= Beginning of Section =
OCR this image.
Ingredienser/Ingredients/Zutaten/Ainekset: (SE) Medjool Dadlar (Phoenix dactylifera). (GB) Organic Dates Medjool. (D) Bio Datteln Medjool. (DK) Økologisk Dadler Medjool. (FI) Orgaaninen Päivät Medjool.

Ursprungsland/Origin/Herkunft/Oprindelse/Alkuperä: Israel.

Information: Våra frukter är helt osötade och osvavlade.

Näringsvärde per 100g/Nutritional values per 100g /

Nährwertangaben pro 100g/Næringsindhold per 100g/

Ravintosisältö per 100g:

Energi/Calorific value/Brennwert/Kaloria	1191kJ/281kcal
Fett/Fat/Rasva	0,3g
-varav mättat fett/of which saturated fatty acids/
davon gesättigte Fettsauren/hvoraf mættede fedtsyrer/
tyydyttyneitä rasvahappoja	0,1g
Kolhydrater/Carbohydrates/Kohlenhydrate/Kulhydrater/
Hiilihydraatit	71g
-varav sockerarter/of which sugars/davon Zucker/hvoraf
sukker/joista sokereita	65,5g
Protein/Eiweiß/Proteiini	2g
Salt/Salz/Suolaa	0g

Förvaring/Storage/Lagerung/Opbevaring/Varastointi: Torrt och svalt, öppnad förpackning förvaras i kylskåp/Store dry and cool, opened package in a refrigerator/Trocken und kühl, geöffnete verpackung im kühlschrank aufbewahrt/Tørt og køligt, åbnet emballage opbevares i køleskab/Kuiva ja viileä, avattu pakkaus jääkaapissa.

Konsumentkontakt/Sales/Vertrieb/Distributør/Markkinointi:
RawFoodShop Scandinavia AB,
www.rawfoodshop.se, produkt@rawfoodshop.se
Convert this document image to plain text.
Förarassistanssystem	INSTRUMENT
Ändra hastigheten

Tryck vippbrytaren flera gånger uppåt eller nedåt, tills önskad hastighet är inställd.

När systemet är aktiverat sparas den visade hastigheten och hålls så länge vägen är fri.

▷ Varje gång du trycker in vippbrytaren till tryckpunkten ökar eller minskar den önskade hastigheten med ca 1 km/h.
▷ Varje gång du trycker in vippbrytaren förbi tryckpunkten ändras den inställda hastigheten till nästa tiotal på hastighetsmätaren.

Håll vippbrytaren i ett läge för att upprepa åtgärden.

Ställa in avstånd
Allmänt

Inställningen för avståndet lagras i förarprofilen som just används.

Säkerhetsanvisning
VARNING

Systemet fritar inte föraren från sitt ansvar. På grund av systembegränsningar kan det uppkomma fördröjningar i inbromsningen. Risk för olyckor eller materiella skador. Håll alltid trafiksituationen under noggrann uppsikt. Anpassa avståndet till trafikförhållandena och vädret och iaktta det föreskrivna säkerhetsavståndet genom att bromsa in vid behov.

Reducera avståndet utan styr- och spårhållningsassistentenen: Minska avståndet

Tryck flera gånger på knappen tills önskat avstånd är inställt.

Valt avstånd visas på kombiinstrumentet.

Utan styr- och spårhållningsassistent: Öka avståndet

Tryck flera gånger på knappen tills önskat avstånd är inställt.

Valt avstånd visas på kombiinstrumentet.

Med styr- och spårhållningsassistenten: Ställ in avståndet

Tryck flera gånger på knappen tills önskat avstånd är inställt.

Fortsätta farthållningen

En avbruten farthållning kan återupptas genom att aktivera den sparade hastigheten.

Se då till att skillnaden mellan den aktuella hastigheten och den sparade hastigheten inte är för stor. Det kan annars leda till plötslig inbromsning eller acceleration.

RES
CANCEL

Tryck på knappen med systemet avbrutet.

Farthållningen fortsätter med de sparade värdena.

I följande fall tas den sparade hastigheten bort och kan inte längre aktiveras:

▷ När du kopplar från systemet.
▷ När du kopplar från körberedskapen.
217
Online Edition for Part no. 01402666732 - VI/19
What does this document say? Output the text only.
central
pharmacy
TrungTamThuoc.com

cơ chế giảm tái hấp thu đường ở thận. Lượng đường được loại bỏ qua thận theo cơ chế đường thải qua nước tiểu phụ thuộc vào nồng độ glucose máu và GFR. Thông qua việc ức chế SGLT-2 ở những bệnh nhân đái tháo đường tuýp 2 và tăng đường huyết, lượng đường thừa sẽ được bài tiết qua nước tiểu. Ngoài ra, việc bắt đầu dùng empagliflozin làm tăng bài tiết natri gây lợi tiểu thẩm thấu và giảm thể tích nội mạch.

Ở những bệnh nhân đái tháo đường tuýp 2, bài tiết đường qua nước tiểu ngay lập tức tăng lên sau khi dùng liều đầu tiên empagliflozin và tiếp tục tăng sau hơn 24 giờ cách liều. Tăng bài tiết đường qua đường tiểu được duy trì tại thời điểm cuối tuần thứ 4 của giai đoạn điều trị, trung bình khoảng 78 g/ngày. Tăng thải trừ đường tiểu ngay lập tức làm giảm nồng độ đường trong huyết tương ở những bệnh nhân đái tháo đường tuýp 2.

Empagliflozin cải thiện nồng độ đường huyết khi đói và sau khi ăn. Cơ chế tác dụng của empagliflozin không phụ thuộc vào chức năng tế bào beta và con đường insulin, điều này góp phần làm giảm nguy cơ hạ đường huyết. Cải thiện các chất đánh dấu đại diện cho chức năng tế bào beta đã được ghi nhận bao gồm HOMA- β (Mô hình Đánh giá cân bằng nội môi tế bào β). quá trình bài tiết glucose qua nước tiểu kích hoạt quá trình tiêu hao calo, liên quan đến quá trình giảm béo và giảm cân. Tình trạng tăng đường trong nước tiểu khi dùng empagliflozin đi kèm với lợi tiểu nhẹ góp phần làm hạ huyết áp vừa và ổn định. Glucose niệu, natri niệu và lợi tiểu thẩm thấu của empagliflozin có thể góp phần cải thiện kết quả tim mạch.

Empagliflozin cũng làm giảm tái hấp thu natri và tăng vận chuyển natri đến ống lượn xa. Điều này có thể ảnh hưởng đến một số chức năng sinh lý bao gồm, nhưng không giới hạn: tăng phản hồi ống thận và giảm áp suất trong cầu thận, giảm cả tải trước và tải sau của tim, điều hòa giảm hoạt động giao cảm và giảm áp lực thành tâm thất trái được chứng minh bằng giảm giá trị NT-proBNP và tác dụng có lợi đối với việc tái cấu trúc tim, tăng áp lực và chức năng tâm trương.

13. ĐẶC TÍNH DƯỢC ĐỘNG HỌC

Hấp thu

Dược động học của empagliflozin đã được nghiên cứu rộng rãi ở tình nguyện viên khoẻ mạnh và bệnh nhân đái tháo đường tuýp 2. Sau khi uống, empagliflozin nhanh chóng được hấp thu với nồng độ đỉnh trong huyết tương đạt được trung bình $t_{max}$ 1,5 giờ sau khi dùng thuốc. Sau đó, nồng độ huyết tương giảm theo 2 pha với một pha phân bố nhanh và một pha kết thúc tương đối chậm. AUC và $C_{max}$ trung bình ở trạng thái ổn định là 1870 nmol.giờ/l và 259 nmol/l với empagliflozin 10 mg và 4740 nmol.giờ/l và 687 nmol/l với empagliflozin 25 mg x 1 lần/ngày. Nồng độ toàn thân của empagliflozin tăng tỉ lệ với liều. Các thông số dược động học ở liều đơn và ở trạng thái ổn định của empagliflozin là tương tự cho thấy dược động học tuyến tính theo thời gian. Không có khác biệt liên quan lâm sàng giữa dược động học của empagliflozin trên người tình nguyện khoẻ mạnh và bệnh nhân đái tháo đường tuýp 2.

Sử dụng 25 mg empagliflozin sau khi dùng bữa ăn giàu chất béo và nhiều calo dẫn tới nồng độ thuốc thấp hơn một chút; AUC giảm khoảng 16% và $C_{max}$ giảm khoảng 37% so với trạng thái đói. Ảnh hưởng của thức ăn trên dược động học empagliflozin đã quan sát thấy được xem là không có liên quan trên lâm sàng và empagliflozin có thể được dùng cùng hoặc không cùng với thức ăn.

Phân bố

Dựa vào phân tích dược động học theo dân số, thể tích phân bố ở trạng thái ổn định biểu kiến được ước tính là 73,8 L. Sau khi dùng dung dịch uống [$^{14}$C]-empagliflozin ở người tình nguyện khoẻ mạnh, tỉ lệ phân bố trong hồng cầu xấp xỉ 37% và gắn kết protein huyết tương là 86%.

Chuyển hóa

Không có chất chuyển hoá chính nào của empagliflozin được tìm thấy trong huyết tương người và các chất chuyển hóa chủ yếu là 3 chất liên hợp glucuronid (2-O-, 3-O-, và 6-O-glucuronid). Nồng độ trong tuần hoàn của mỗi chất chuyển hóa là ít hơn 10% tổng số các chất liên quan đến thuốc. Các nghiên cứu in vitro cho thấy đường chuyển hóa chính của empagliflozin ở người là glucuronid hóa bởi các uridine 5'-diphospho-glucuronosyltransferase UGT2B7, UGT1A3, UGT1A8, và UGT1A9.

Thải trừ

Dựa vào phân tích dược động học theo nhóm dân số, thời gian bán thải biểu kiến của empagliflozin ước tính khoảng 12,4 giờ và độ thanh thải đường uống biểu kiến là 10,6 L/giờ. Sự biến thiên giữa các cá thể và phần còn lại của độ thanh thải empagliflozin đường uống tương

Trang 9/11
= End of Section =
» Your assignment
Pull every line containing the word "thận" out of the material.

» Output below
cơ chế giảm tái hấp thu đường ở thận. Lượng đường được loại bỏ qua thận theo cơ chế đường thải qua nước tiểu phụ thuộc vào nồng độ glucose máu và GFR. Thông qua việc ức chế SGLT-2 ở những bệnh nhân đái tháo đường tuýp 2 và tăng đường huyết, lượng đường thừa sẽ được bài tiết qua nước tiểu. Ngoài ra, việc bắt đầu dùng empagliflozin làm tăng bài tiết natri gây lợi tiểu thẩm thấu và giảm thể tích nội mạch.
Empagliflozin cũng làm giảm tái hấp thu natri và tăng vận chuyển natri đến ống lượn xa. Điều này có thể ảnh hưởng đến một số chức năng sinh lý bao gồm, nhưng không giới hạn: tăng phản hồi ống thận và giảm áp suất trong cầu thận, giảm cả tải trước và tải sau của tim, điều hòa giảm hoạt động giao cảm và giảm áp lực thành tâm thất trái được chứng minh bằng giảm giá trị NT-proBNP và tác dụng có lợi đối với việc tái cấu trúc tim, tăng áp lực và chức năng tâm trương.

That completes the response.